Dataset items:
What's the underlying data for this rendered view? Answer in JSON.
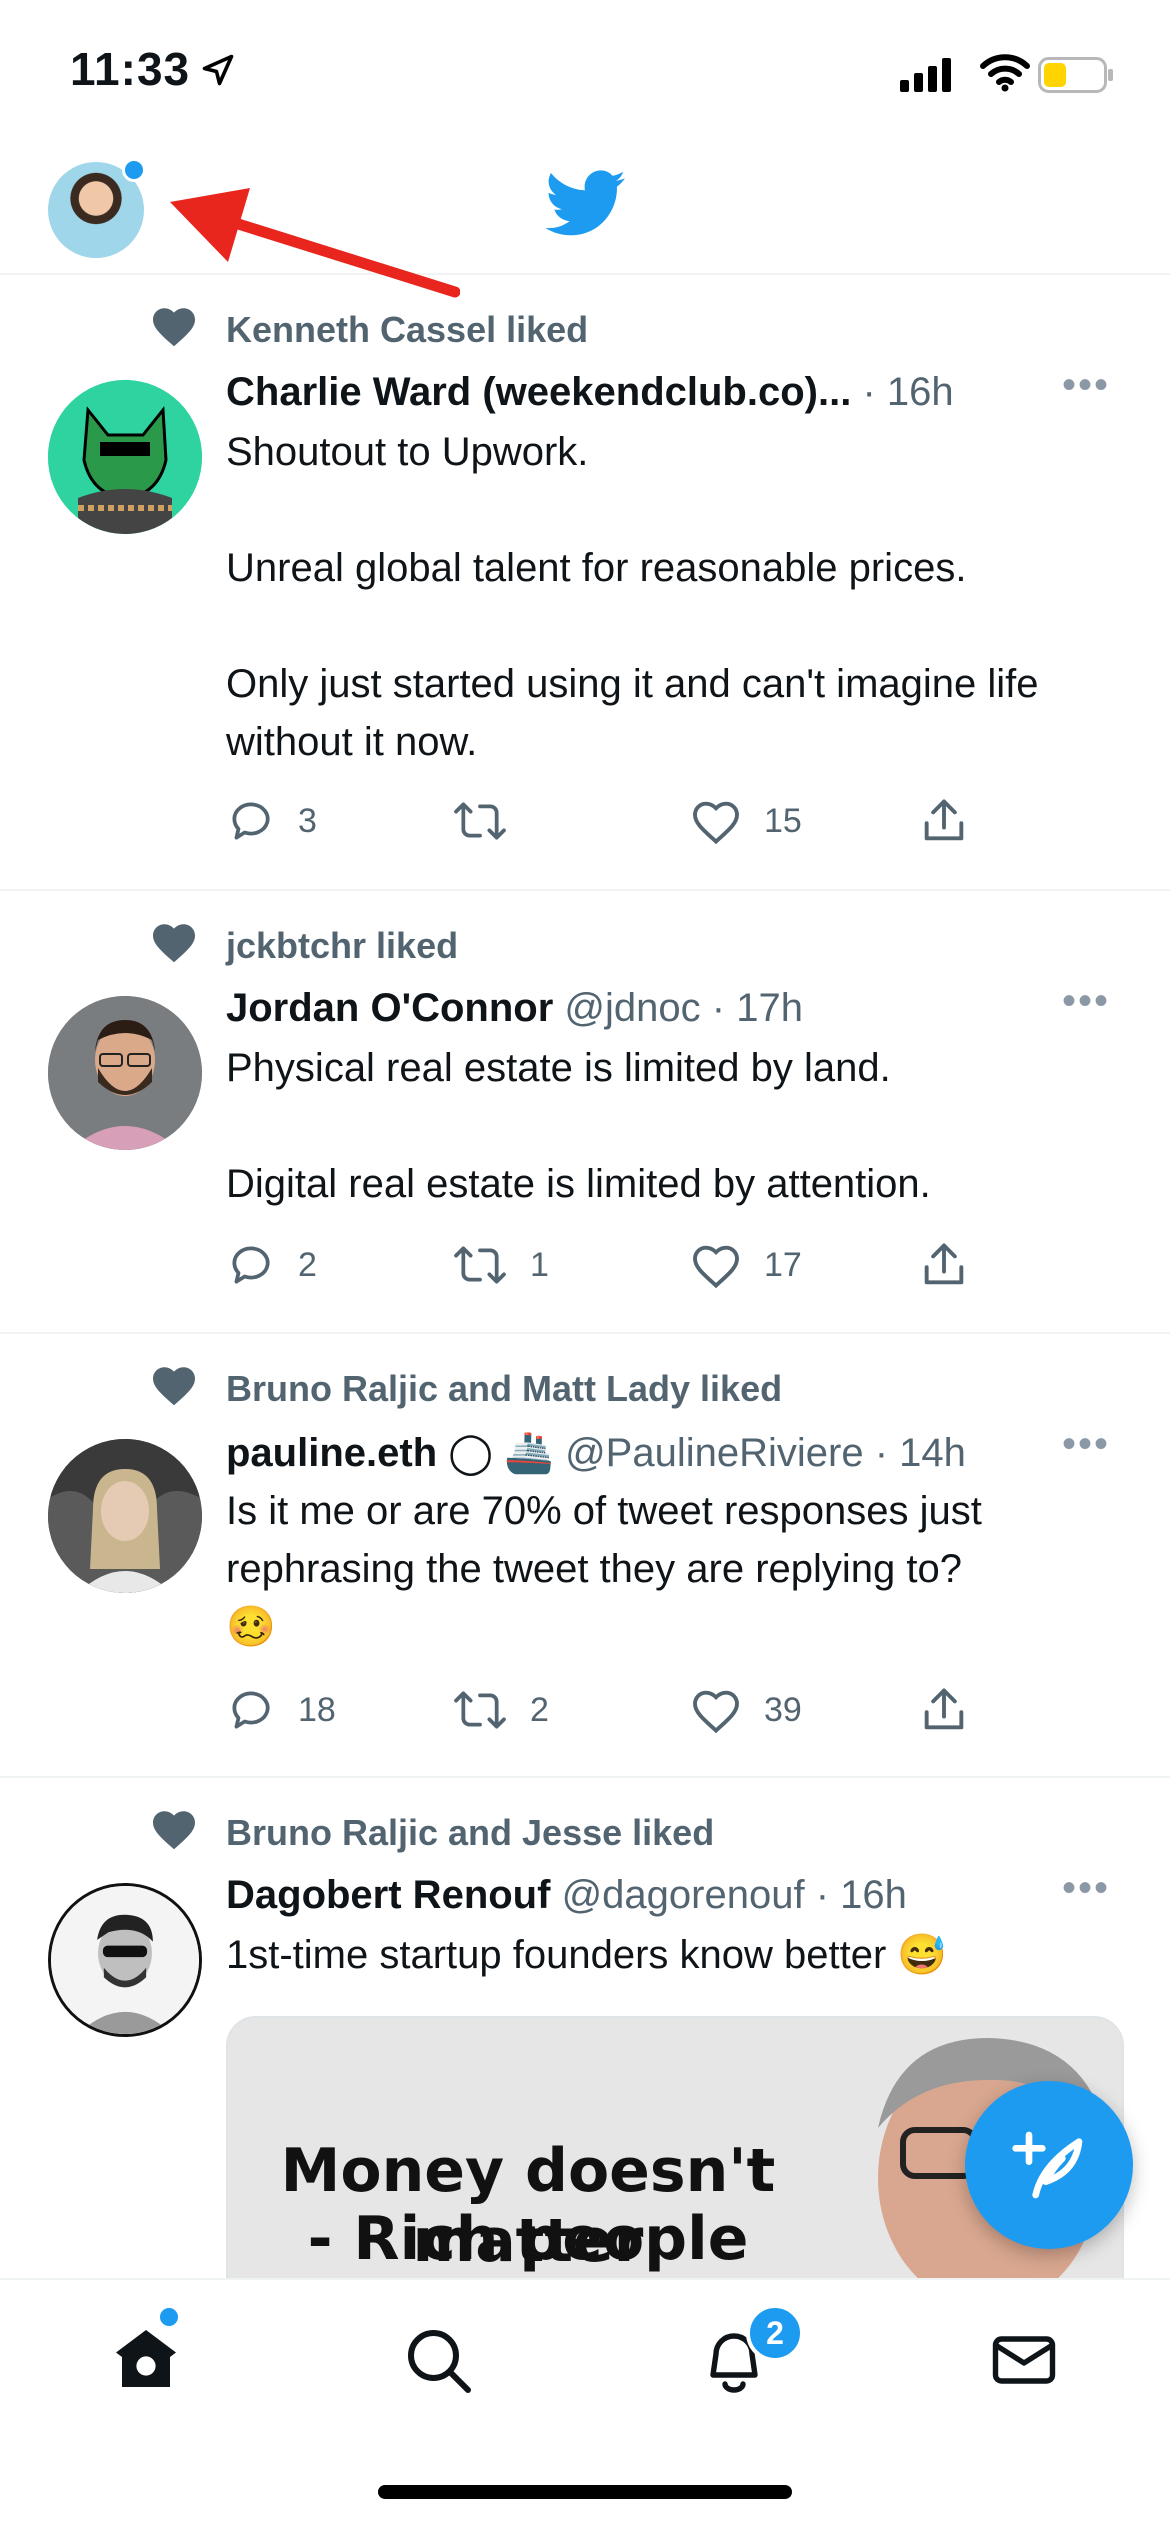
{
  "status_bar": {
    "time": "11:33"
  },
  "colors": {
    "accent": "#1d9bf0",
    "secondary_text": "#536471",
    "divider": "#eff3f4",
    "battery": "#ffd400"
  },
  "header": {
    "logo": "twitter-bird-icon"
  },
  "tweets": [
    {
      "liked_by": "Kenneth Cassel liked",
      "name": "Charlie Ward (weekendclub.co)...",
      "handle": "",
      "time": "· 16h",
      "text": "Shoutout to Upwork.\n\nUnreal global talent for reasonable prices.\n\nOnly just started using it and can't imagine life without it now.",
      "replies": "3",
      "retweets": "",
      "likes": "15"
    },
    {
      "liked_by": "jckbtchr liked",
      "name": "Jordan O'Connor",
      "handle": "@jdnoc",
      "time": "· 17h",
      "text": "Physical real estate is limited by land.\n\nDigital real estate is limited by attention.",
      "replies": "2",
      "retweets": "1",
      "likes": "17"
    },
    {
      "liked_by": "Bruno Raljic and Matt Lady liked",
      "name": "pauline.eth",
      "name_emoji": "◯ 🚢",
      "handle": "@PaulineRiviere",
      "time": "· 14h",
      "text": "Is it me or are 70% of tweet responses just rephrasing the tweet they are replying to?\n🥴",
      "replies": "18",
      "retweets": "2",
      "likes": "39"
    },
    {
      "liked_by": "Bruno Raljic and Jesse liked",
      "name": "Dagobert Renouf",
      "handle": "@dagorenouf",
      "time": "· 16h",
      "text": "1st-time startup founders know better 😅",
      "media_line1": "Money doesn't matter",
      "media_line2": "- Rich people"
    }
  ],
  "tabbar": {
    "notifications_badge": "2"
  }
}
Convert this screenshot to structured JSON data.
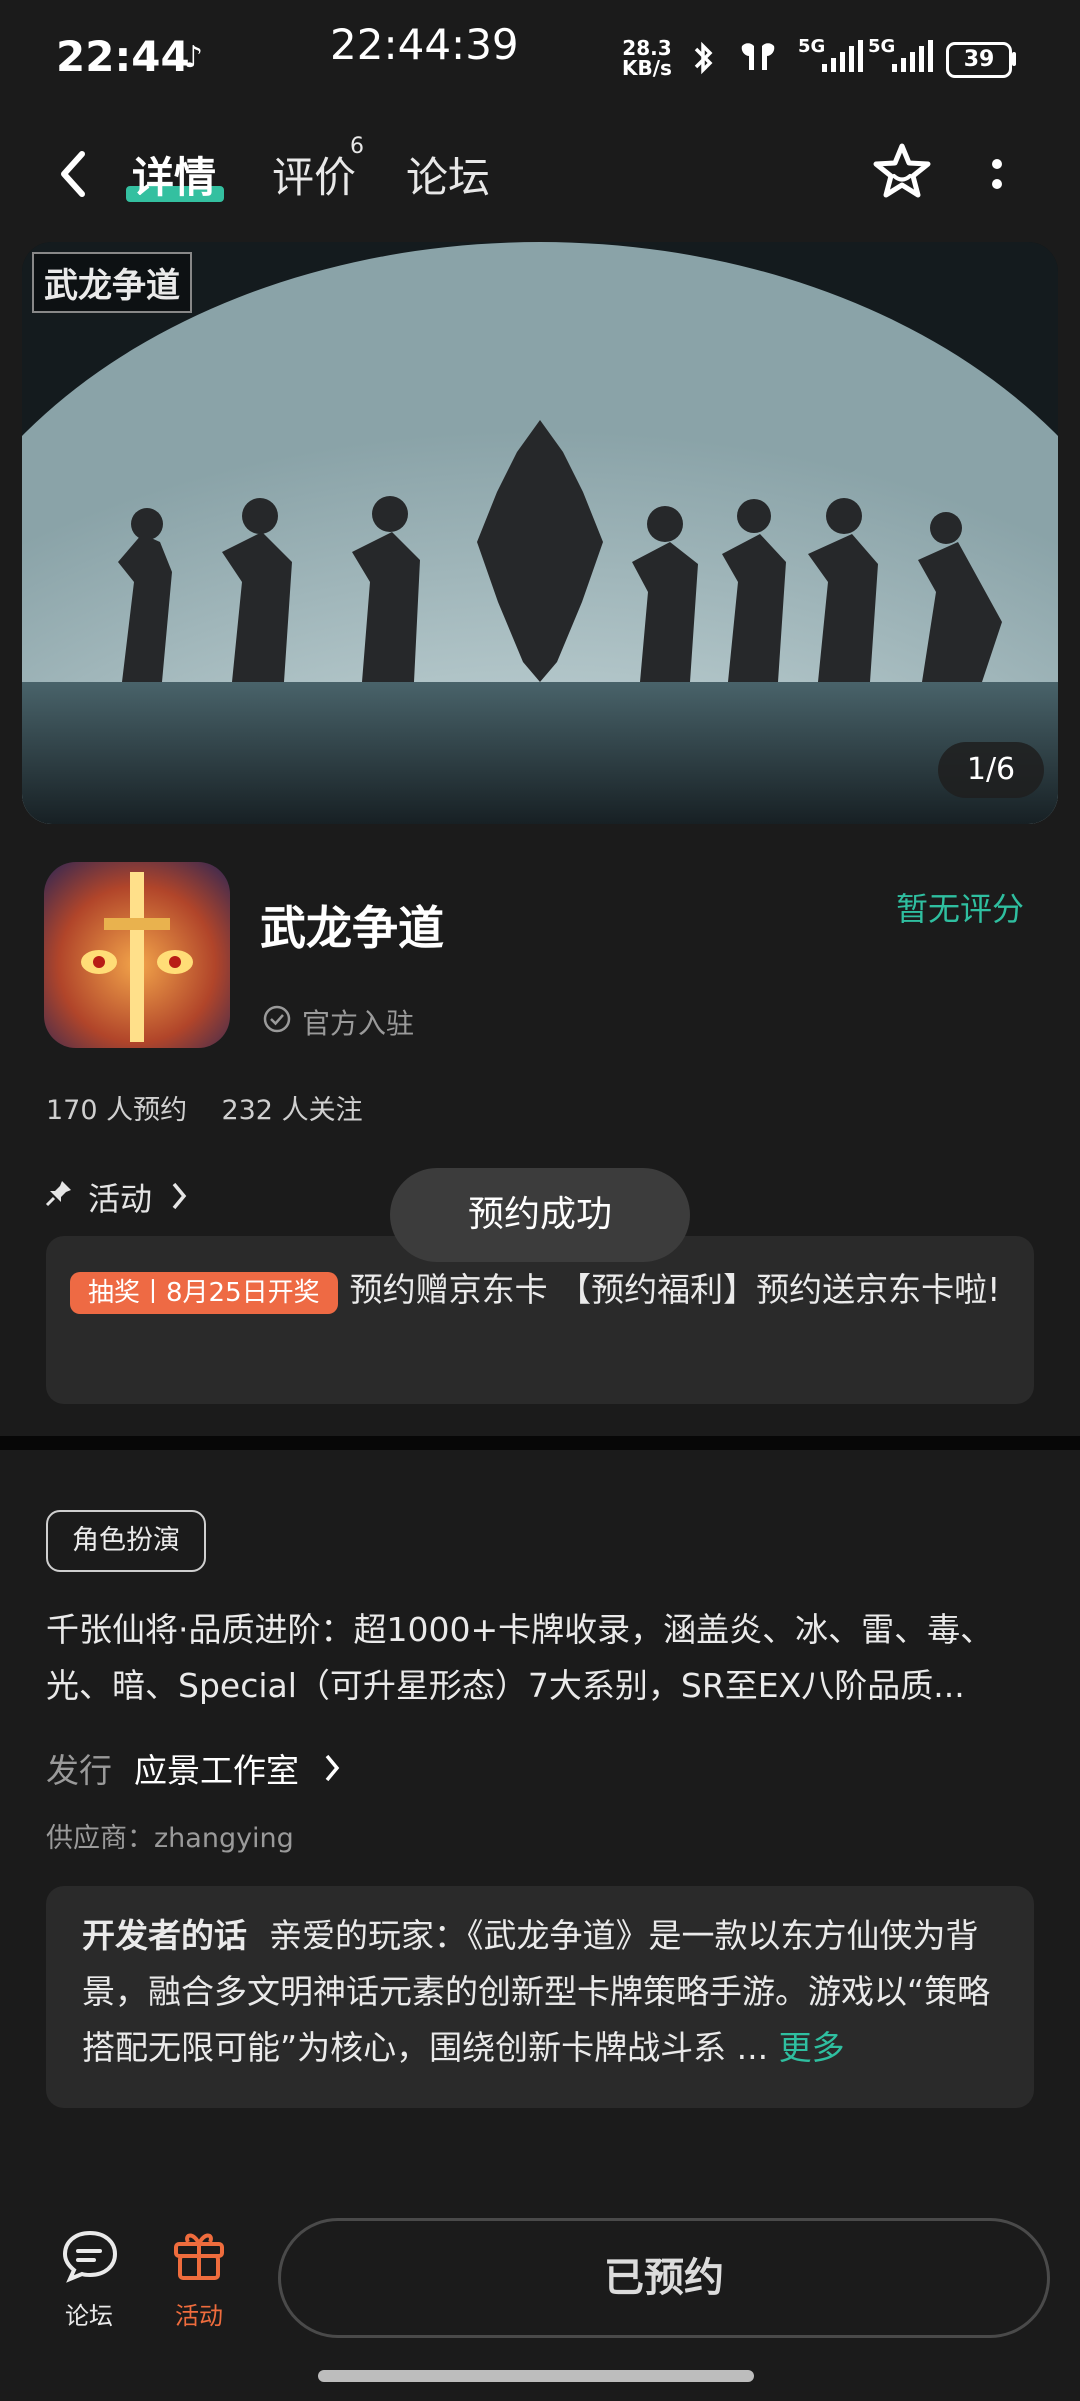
{
  "status_bar": {
    "time_left": "22:44",
    "time_center": "22:44:39",
    "net_speed_value": "28.3",
    "net_speed_unit": "KB/s",
    "signal1": "5G",
    "signal2": "5G",
    "battery": "39"
  },
  "header": {
    "tabs": [
      {
        "label": "详情"
      },
      {
        "label": "评价",
        "badge": "6"
      },
      {
        "label": "论坛"
      }
    ]
  },
  "banner": {
    "logo_text": "武龙争道",
    "page_indicator": "1/6"
  },
  "app": {
    "name": "武龙争道",
    "official_label": "官方入驻",
    "rating_text": "暂无评分",
    "stats": "170 人预约    232 人关注"
  },
  "activity": {
    "title": "活动",
    "tag": "抽奖丨8月25日开奖",
    "text": "预约赠京东卡 【预约福利】预约送京东卡啦!"
  },
  "toast": "预约成功",
  "details": {
    "genre_tag": "角色扮演",
    "description": "千张仙将·品质进阶：超1000+卡牌收录，涵盖炎、冰、雷、毒、光、暗、Special（可升星形态）7大系别，SR至EX八阶品质...",
    "publisher_label": "发行",
    "publisher_value": "应景工作室",
    "supplier": "供应商：zhangying",
    "dev_label": "开发者的话",
    "dev_text": "亲爱的玩家：《武龙争道》是一款以东方仙侠为背景，融合多文明神话元素的创新型卡牌策略手游。游戏以“策略搭配无限可能”为核心，围绕创新卡牌战斗系 ...",
    "dev_more": "更多"
  },
  "bottom_bar": {
    "forum_label": "论坛",
    "activity_label": "活动",
    "reserved_label": "已预约"
  },
  "colors": {
    "accent_green": "#2fbfa0",
    "accent_orange": "#ef6c3d",
    "background": "#1b1b1b"
  }
}
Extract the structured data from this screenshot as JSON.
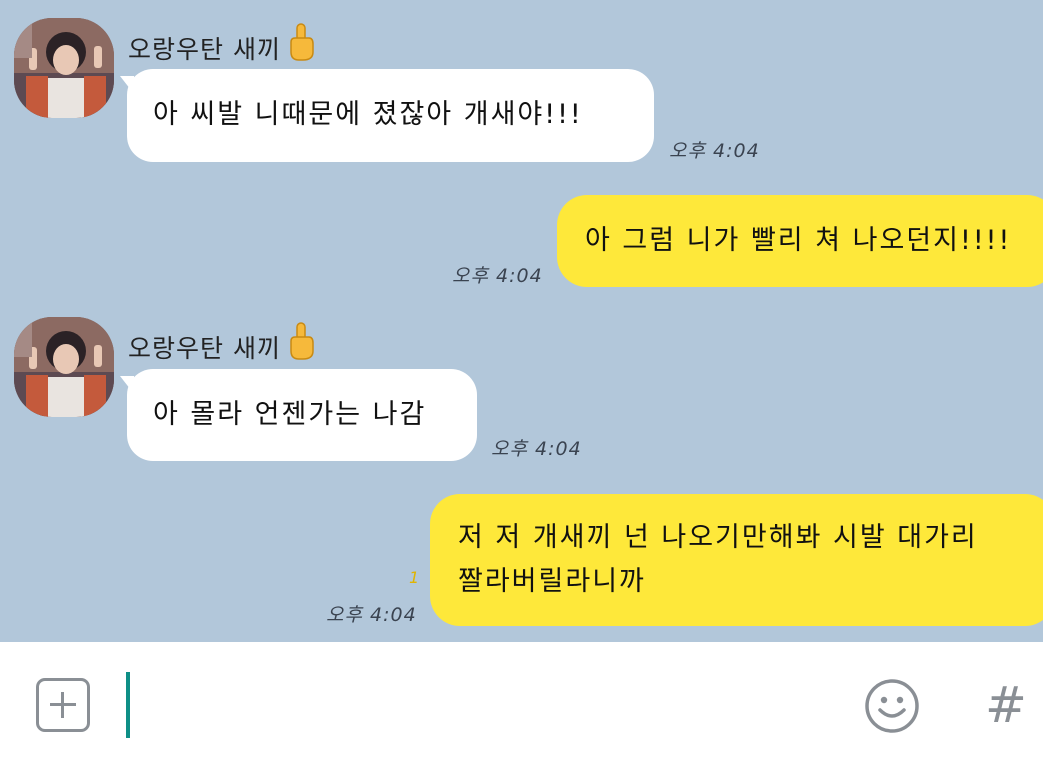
{
  "contact": {
    "name": "오랑우탄 새끼",
    "name_emoji": "middle-finger-icon"
  },
  "messages": [
    {
      "direction": "incoming",
      "text": "아 씨발 니때문에 졌잖아 개새야!!!",
      "time": "오후 4:04"
    },
    {
      "direction": "outgoing",
      "text": "아 그럼 니가 빨리 쳐 나오던지!!!!",
      "time": "오후 4:04"
    },
    {
      "direction": "incoming",
      "text": "아 몰라 언젠가는 나감",
      "time": "오후 4:04"
    },
    {
      "direction": "outgoing",
      "line1": "저 저 개새끼 넌 나오기만해봐 시발 대가리",
      "line2": "짤라버릴라니까",
      "time": "오후 4:04",
      "unread": "1"
    }
  ],
  "input_bar": {
    "placeholder": "",
    "hash_label": "#"
  },
  "colors": {
    "chat_background": "#b2c7da",
    "outgoing_bubble": "#fee83a",
    "incoming_bubble": "#ffffff",
    "caret": "#0e8f86"
  }
}
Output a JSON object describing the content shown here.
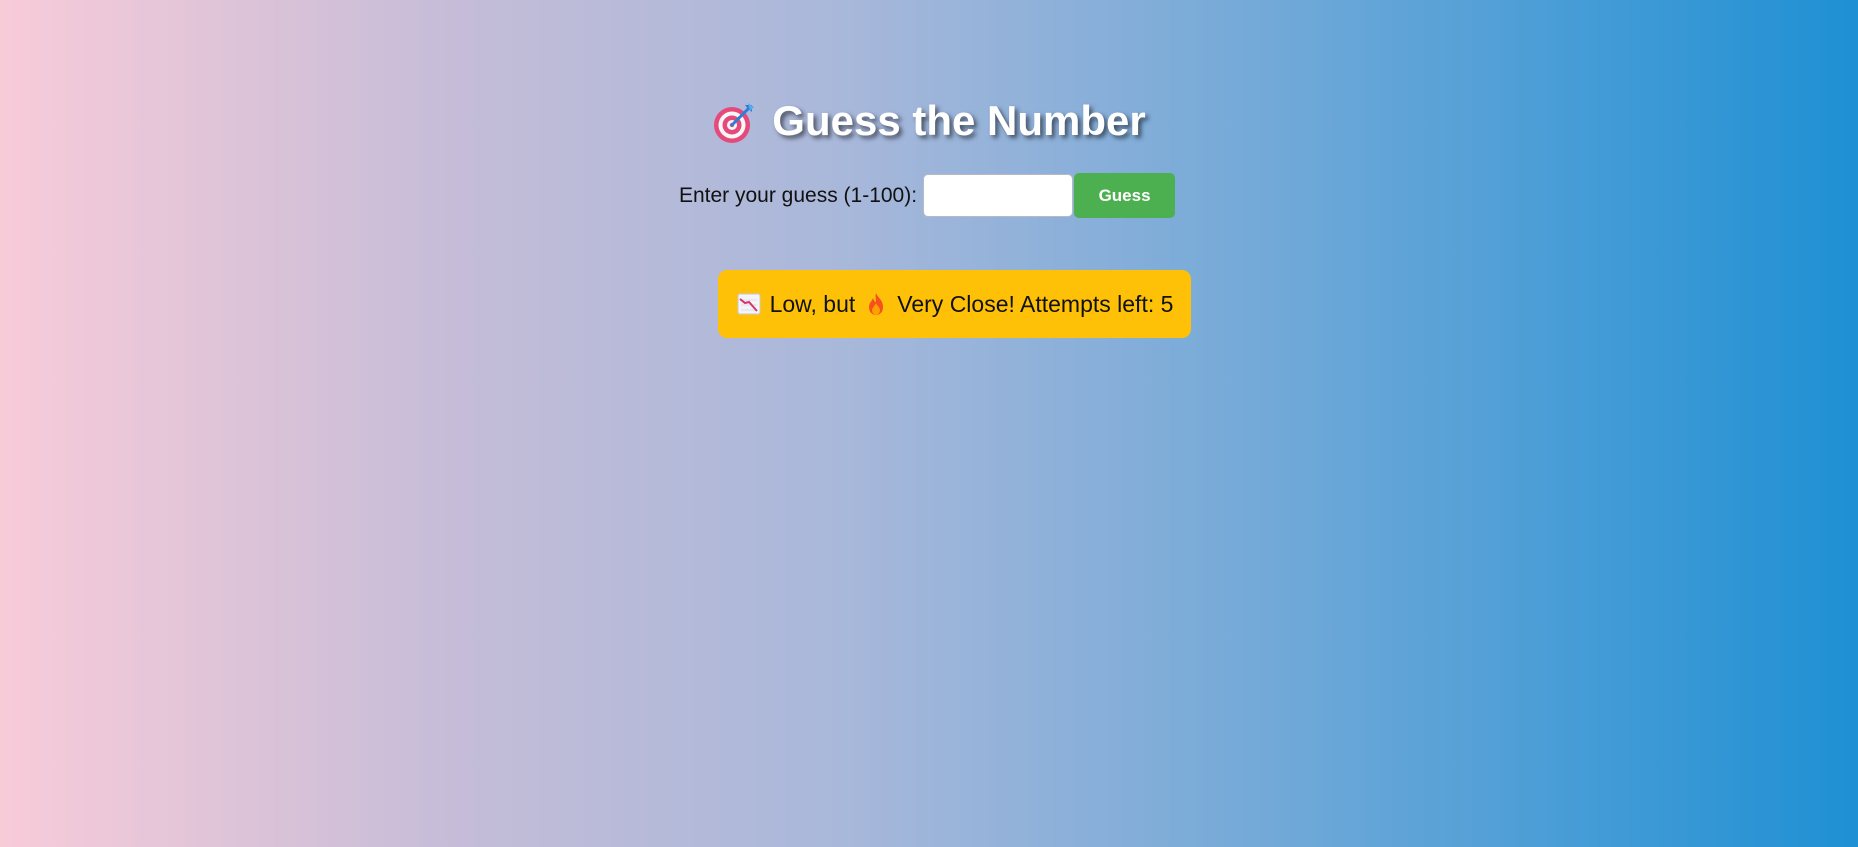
{
  "app": {
    "title": "Guess the Number",
    "title_icon": "target-icon"
  },
  "guess_form": {
    "label": "Enter your guess (1-100):",
    "input_value": "",
    "input_placeholder": "",
    "button_label": "Guess"
  },
  "feedback": {
    "direction_icon": "chart-decreasing-icon",
    "direction_text": "Low, but",
    "proximity_icon": "fire-icon",
    "message_text": "Very Close! Attempts left: 5",
    "background_color": "#ffc107"
  },
  "colors": {
    "button_green": "#4caf50",
    "feedback_yellow": "#ffc107"
  }
}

Task to complete >>
Locate the word "Raljic" in the entries, and copy every line where it is found.

Solution to this problem >>
      "liked_by": "Bruno Raljic and Matt Lady liked",
      "liked_by": "Bruno Raljic and Jesse liked",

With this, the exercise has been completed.